• Short task: Transcribe the entries below exactly.

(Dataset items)
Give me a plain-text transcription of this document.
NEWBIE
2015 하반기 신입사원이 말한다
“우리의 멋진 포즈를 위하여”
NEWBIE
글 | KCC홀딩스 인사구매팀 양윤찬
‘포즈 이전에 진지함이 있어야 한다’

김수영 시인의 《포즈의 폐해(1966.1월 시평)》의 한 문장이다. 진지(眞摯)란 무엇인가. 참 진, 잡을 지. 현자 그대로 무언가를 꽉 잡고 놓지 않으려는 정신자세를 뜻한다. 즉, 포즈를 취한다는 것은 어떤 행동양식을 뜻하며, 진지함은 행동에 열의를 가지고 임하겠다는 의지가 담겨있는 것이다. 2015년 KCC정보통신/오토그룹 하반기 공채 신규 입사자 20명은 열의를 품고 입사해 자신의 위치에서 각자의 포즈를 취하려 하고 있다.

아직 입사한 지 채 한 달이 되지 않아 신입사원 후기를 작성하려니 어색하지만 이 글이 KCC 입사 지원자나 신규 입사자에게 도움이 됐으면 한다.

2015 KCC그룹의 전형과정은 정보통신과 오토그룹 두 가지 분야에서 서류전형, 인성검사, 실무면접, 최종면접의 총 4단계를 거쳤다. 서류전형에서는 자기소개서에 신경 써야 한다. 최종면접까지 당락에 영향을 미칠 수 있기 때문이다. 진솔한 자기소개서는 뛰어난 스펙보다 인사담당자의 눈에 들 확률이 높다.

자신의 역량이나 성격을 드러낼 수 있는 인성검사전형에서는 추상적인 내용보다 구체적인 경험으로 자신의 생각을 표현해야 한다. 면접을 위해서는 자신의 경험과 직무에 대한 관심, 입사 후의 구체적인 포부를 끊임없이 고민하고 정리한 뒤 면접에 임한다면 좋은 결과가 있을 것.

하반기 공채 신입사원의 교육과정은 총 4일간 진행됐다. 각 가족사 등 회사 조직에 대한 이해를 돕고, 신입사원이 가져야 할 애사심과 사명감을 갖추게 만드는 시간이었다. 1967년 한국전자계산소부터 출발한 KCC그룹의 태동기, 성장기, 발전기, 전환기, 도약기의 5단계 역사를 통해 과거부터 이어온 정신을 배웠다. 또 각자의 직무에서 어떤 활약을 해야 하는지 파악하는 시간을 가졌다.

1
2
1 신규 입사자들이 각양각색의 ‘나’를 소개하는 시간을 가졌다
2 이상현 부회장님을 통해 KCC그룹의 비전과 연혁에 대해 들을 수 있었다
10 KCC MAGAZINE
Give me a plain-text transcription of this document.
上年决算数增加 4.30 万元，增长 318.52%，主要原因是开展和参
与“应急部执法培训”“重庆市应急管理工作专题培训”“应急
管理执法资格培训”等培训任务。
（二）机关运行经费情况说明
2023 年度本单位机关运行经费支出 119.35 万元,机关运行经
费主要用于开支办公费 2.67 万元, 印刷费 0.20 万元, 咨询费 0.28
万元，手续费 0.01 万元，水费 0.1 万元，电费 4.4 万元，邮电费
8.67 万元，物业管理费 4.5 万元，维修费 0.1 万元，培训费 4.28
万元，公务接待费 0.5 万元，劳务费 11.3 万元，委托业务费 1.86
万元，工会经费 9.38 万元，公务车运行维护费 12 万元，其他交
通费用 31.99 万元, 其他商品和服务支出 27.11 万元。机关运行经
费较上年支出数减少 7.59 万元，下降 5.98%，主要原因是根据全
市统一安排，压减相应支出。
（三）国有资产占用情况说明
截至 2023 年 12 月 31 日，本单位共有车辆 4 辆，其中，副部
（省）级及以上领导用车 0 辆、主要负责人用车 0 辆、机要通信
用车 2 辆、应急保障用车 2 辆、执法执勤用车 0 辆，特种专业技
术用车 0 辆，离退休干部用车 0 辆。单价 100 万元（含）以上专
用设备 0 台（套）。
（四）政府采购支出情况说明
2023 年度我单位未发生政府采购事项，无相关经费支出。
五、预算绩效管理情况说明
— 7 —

• Worked solution:
Give me a plain-text transcription of this document.
NEWBIE
2015 하반기 신입사원이 말한다
“우리의 멋진 포즈를 위하여”
NEWBIE
글 | KCC홀딩스 인사구매팀 양윤찬
‘포즈 이전에 진지함이 있어야 한다’

김수영 시인의 《포즈의 폐해(1966.1월 시평)》의 한 문장이다. 진지(眞摯)란 무엇인가. 참 진, 잡을 지. 현자 그대로 무언가를 꽉 잡고 놓지 않으려는 정신자세를 뜻한다. 즉, 포즈를 취한다는 것은 어떤 행동양식을 뜻하며, 진지함은 행동에 열의를 가지고 임하겠다는 의지가 담겨있는 것이다. 2015년 KCC정보통신/오토그룹 하반기 공채 신규 입사자 20명은 열의를 품고 입사해 자신의 위치에서 각자의 포즈를 취하려 하고 있다.

아직 입사한 지 채 한 달이 되지 않아 신입사원 후기를 작성하려니 어색하지만 이 글이 KCC 입사 지원자나 신규 입사자에게 도움이 됐으면 한다.

2015 KCC그룹의 전형과정은 정보통신과 오토그룹 두 가지 분야에서 서류전형, 인성검사, 실무면접, 최종면접의 총 4단계를 거쳤다. 서류전형에서는 자기소개서에 신경 써야 한다. 최종면접까지 당락에 영향을 미칠 수 있기 때문이다. 진솔한 자기소개서는 뛰어난 스펙보다 인사담당자의 눈에 들 확률이 높다.

자신의 역량이나 성격을 드러낼 수 있는 인성검사전형에서는 추상적인 내용보다 구체적인 경험으로 자신의 생각을 표현해야 한다. 면접을 위해서는 자신의 경험과 직무에 대한 관심, 입사 후의 구체적인 포부를 끊임없이 고민하고 정리한 뒤 면접에 임한다면 좋은 결과가 있을 것.

하반기 공채 신입사원의 교육과정은 총 4일간 진행됐다. 각 가족사 등 회사 조직에 대한 이해를 돕고, 신입사원이 가져야 할 애사심과 사명감을 갖추게 만드는 시간이었다. 1967년 한국전자계산소부터 출발한 KCC그룹의 태동기, 성장기, 발전기, 전환기, 도약기의 5단계 역사를 통해 과거부터 이어온 정신을 배웠다. 또 각자의 직무에서 어떤 활약을 해야 하는지 파악하는 시간을 가졌다.

1
2
1 신규 입사자들이 각양각색의 ‘나’를 소개하는 시간을 가졌다
2 이상현 부회장님을 통해 KCC그룹의 비전과 연혁에 대해 들을 수 있었다
10 KCC MAGAZINE
Give me a plain-text transcription of this document.
上年决算数增加 4.30 万元，增长 318.52%，主要原因是开展和参
与“应急部执法培训”“重庆市应急管理工作专题培训”“应急
管理执法资格培训”等培训任务。
（二）机关运行经费情况说明
2023 年度本单位机关运行经费支出 119.35 万元,机关运行经
费主要用于开支办公费 2.67 万元, 印刷费 0.20 万元, 咨询费 0.28
万元，手续费 0.01 万元，水费 0.1 万元，电费 4.4 万元，邮电费
8.67 万元，物业管理费 4.5 万元，维修费 0.1 万元，培训费 4.28
万元，公务接待费 0.5 万元，劳务费 11.3 万元，委托业务费 1.86
万元，工会经费 9.38 万元，公务车运行维护费 12 万元，其他交
通费用 31.99 万元, 其他商品和服务支出 27.11 万元。机关运行经
费较上年支出数减少 7.59 万元，下降 5.98%，主要原因是根据全
市统一安排，压减相应支出。
（三）国有资产占用情况说明
截至 2023 年 12 月 31 日，本单位共有车辆 4 辆，其中，副部
（省）级及以上领导用车 0 辆、主要负责人用车 0 辆、机要通信
用车 2 辆、应急保障用车 2 辆、执法执勤用车 0 辆，特种专业技
术用车 0 辆，离退休干部用车 0 辆。单价 100 万元（含）以上专
用设备 0 台（套）。
（四）政府采购支出情况说明
2023 年度我单位未发生政府采购事项，无相关经费支出。
五、预算绩效管理情况说明
— 7 —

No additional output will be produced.